→ REQUIRED WORK
[1] Answer these questions from the passage on banana cultivars.
(a) Which two wild species are almost all modern edible banana and plantain cultivars hybrids of?
(b) How are cultivated bananas propagated?
(c) Who introduced the genome-based system used to classify the cultivars into groups?
[2] Duplicate the stretch of the banana cultivar passage from "The following is" through "or cooking bananas.".
[3] Pick up the passage on banana cultivars after its last sentence and carry it further.

→ EXCERPTED PASSAGE
+ + +

The following is a list of banana cultivars and the groups into which they are classified. Almost all modern cultivated varieties (cultivars) of edible bananas and plantains are hybrids and polyploids of two wild, seeded banana species, Musa acuminata and Musa balbisiana. Cultivated bananas are almost always seedless (parthenocarpic) and hence sterile, so they are propagated vegetatively (cloned). They are classified into groups according to a genome-based system introduced by Ernest Cheesman, Norman Simmonds, and Ken Shepherd, which indicates the degree of genetic inheritance from the two wild parents and the number of chromosomes (ploidy). Cultivars derived from Musa acuminata are more likely to be used as dessert bananas, while those derived from Musa balbisiana and hybrids of the two are usually plantains or cooking bananas.

+ + +

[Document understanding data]
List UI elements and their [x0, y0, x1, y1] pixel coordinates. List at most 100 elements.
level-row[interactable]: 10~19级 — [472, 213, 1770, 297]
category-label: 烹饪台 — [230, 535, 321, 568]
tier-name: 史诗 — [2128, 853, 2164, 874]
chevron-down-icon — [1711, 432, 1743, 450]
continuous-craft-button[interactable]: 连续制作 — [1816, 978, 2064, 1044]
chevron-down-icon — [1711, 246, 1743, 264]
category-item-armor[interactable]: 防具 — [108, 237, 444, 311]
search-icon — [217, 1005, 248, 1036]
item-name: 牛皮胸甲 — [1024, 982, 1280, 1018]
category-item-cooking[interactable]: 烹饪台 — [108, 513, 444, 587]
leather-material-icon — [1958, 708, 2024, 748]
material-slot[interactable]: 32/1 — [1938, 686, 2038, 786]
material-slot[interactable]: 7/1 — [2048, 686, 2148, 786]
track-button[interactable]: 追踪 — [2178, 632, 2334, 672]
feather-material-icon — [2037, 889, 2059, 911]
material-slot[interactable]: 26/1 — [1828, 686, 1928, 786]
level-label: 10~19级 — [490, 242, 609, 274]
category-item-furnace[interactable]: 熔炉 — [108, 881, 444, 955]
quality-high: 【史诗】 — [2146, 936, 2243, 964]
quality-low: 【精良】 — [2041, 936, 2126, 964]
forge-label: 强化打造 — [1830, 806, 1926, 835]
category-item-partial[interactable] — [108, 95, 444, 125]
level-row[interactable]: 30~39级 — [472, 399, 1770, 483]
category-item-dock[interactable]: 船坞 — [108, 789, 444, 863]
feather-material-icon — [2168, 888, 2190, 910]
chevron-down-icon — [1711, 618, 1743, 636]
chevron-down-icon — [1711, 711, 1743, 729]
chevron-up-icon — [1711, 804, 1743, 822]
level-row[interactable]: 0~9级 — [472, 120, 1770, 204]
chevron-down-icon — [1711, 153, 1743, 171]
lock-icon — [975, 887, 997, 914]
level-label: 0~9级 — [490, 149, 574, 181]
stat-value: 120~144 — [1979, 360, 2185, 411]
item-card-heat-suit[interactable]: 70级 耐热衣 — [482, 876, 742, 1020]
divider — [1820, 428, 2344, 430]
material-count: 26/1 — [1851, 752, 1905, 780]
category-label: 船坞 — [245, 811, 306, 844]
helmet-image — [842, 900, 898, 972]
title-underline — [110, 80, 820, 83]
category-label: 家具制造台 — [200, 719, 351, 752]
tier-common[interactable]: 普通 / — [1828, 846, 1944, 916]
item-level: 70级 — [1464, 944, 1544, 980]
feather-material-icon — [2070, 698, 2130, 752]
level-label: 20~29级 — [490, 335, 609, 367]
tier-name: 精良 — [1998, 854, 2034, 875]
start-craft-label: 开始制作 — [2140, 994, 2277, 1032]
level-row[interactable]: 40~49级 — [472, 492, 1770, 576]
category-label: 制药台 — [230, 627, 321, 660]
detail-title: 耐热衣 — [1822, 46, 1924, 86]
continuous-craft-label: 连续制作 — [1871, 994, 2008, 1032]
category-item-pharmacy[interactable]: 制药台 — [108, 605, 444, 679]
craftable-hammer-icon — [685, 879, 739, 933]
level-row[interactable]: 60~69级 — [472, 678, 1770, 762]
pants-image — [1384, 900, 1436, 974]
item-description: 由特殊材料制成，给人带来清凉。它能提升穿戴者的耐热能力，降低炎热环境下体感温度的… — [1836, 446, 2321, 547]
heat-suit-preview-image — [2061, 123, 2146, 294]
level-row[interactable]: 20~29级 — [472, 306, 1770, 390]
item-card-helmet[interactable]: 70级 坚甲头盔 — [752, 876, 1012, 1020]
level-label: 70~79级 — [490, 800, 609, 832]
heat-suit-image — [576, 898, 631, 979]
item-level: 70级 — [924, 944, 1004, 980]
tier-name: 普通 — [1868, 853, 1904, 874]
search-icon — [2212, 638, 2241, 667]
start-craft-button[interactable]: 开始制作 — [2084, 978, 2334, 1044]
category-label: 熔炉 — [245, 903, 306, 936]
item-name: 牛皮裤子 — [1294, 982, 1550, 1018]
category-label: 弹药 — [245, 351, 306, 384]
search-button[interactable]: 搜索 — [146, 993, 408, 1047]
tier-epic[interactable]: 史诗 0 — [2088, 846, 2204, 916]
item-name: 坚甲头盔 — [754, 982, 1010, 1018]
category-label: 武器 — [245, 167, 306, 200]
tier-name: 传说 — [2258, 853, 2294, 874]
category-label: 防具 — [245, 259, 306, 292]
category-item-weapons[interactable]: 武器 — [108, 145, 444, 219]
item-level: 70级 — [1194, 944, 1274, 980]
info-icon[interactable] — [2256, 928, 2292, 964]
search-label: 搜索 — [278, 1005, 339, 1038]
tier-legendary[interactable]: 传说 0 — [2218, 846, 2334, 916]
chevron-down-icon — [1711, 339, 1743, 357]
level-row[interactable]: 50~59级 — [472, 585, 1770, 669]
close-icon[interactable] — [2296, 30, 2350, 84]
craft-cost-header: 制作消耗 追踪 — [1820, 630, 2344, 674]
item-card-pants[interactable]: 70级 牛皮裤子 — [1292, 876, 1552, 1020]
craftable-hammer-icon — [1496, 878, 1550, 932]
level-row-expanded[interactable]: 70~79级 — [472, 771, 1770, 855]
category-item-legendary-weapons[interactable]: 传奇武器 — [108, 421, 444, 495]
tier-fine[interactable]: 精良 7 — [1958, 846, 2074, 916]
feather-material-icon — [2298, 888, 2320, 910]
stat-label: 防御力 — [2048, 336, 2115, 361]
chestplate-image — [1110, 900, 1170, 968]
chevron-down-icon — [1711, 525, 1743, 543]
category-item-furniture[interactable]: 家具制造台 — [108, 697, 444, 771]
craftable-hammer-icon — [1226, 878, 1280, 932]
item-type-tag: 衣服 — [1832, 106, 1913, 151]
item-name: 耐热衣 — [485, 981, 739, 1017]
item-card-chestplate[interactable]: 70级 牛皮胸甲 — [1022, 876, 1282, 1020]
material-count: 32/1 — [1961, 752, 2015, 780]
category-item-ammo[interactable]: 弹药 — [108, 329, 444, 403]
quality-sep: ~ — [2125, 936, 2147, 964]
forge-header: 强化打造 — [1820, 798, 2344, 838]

+ + +

→ RESPONSE LIST
[1]
(a) Musa acuminata and Musa balbisiana.
(b) Vegetatively (cloned).
(c) Ernest Cheesman, Norman Simmonds, and Ken Shepherd.

[2]
The following is a list of banana cultivars and the groups into which they are classified. Almost all modern cultivated varieties (cultivars) of edible bananas and plantains are hybrids and polyploids of two wild, seeded banana species, Musa acuminata and Musa balbisiana. Cultivated bananas are almost always seedless (parthenocarpic) and hence sterile, so they are propagated vegetatively (cloned). They are classified into groups according to a genome-based system introduced by Ernest Cheesman, Norman Simmonds, and Ken Shepherd, which indicates the degree of genetic inheritance from the two wild parents and the number of chromosomes (ploidy). Cultivars derived from Musa acuminata are more likely to be used as dessert bananas, while those derived from Musa balbisiana and hybrids of the two are usually plantains or cooking bananas.

[3]
==Classification of cultivars==
Banana plants were originally classified by Linnaeus into two species, which he called Musa paradisiaca – those used as cooking bananas (plantains), and M. sapientum – those used as dessert bananas. The primary center of diversity of cultivated bananas is Southeast Asia. Botanical exploration of this area led to many more species being named, along with subspecies and varieties. However, this approach proved inadequate to deal with the large number of cultivated varieties (cultivars) which were discovered, and many of the names later proved to be synonyms. Furthermore, it was discovered that most cultivated bananas are actually hybrids between two wild species, M. acuminata and M. balbisiana, both first described in 1820 by the Italian botanist Luigi Aloysius Colla, and that Linnaeus' two "species" were both this hybrid, which is now called M. × paradisiaca. Unlike the wild species, which have seeds, cultivated bananas are almost always seedless (parthenocarpic) and hence sterile, so they have to be propagated vegetatively.

In 1955, researchers Norman Simmonds and Ken Shepherd proposed abandoning traditional Latin-based botanical names for cultivated bananas. This approach foreshadowed the International Code of Nomenclature for Cultivated Plants which, in addition to using Latin names based on the International Code of Nomenclature for algae, fungi, and plants, gives cultivars names in a currently spoken language, enclosed in single quotes, and organizes them into "cultivar groups", also not given Latin names.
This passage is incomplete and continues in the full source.